Faithfully return all lines, omitting every embedded picture.

═══

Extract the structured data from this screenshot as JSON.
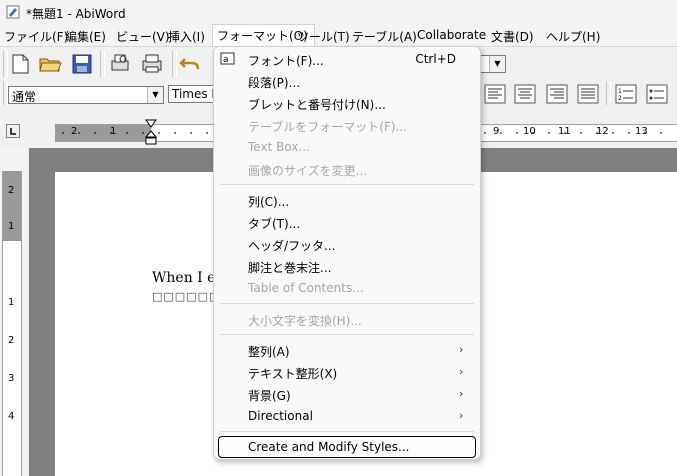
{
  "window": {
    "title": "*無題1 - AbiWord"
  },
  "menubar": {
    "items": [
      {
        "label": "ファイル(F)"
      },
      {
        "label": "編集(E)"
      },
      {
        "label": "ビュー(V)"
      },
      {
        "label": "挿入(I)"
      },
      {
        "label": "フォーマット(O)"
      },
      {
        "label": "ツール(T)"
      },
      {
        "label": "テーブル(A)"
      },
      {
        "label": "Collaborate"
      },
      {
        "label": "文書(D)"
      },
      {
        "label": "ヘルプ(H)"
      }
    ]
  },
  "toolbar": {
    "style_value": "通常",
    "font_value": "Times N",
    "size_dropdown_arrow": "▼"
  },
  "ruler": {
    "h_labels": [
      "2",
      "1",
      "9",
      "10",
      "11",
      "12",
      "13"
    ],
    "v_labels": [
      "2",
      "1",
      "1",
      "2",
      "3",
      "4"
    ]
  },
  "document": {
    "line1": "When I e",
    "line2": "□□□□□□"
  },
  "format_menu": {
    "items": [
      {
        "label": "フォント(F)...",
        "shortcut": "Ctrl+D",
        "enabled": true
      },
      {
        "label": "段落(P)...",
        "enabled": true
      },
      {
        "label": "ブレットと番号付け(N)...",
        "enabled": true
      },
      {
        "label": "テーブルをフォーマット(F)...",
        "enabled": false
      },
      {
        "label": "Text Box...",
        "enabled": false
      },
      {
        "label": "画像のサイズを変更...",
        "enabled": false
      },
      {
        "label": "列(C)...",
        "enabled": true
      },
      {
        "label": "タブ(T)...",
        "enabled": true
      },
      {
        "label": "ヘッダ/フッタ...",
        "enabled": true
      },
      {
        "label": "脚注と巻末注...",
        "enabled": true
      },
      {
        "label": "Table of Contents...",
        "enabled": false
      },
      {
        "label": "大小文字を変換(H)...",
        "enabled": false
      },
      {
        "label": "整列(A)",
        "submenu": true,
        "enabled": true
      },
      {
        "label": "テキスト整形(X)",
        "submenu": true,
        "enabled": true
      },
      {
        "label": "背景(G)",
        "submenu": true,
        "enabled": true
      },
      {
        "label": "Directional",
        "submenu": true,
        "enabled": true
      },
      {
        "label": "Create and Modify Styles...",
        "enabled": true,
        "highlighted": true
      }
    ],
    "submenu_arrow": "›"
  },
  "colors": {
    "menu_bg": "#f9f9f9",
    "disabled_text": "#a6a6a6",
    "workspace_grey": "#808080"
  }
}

═══

▶ _Complete response_:
Extract the structured data from this screenshot as JSON.
{
  "window": {
    "title": "*無題1 - AbiWord"
  },
  "menubar": {
    "items": [
      {
        "label": "ファイル(F)"
      },
      {
        "label": "編集(E)"
      },
      {
        "label": "ビュー(V)"
      },
      {
        "label": "挿入(I)"
      },
      {
        "label": "フォーマット(O)"
      },
      {
        "label": "ツール(T)"
      },
      {
        "label": "テーブル(A)"
      },
      {
        "label": "Collaborate"
      },
      {
        "label": "文書(D)"
      },
      {
        "label": "ヘルプ(H)"
      }
    ]
  },
  "toolbar": {
    "style_value": "通常",
    "font_value": "Times N",
    "size_dropdown_arrow": "▼"
  },
  "ruler": {
    "h_labels": [
      "2",
      "1",
      "9",
      "10",
      "11",
      "12",
      "13"
    ],
    "v_labels": [
      "2",
      "1",
      "1",
      "2",
      "3",
      "4"
    ]
  },
  "document": {
    "line1": "When I e",
    "line2": "□□□□□□"
  },
  "format_menu": {
    "items": [
      {
        "label": "フォント(F)...",
        "shortcut": "Ctrl+D",
        "enabled": true
      },
      {
        "label": "段落(P)...",
        "enabled": true
      },
      {
        "label": "ブレットと番号付け(N)...",
        "enabled": true
      },
      {
        "label": "テーブルをフォーマット(F)...",
        "enabled": false
      },
      {
        "label": "Text Box...",
        "enabled": false
      },
      {
        "label": "画像のサイズを変更...",
        "enabled": false
      },
      {
        "label": "列(C)...",
        "enabled": true
      },
      {
        "label": "タブ(T)...",
        "enabled": true
      },
      {
        "label": "ヘッダ/フッタ...",
        "enabled": true
      },
      {
        "label": "脚注と巻末注...",
        "enabled": true
      },
      {
        "label": "Table of Contents...",
        "enabled": false
      },
      {
        "label": "大小文字を変換(H)...",
        "enabled": false
      },
      {
        "label": "整列(A)",
        "submenu": true,
        "enabled": true
      },
      {
        "label": "テキスト整形(X)",
        "submenu": true,
        "enabled": true
      },
      {
        "label": "背景(G)",
        "submenu": true,
        "enabled": true
      },
      {
        "label": "Directional",
        "submenu": true,
        "enabled": true
      },
      {
        "label": "Create and Modify Styles...",
        "enabled": true,
        "highlighted": true
      }
    ],
    "submenu_arrow": "›"
  },
  "colors": {
    "menu_bg": "#f9f9f9",
    "disabled_text": "#a6a6a6",
    "workspace_grey": "#808080"
  }
}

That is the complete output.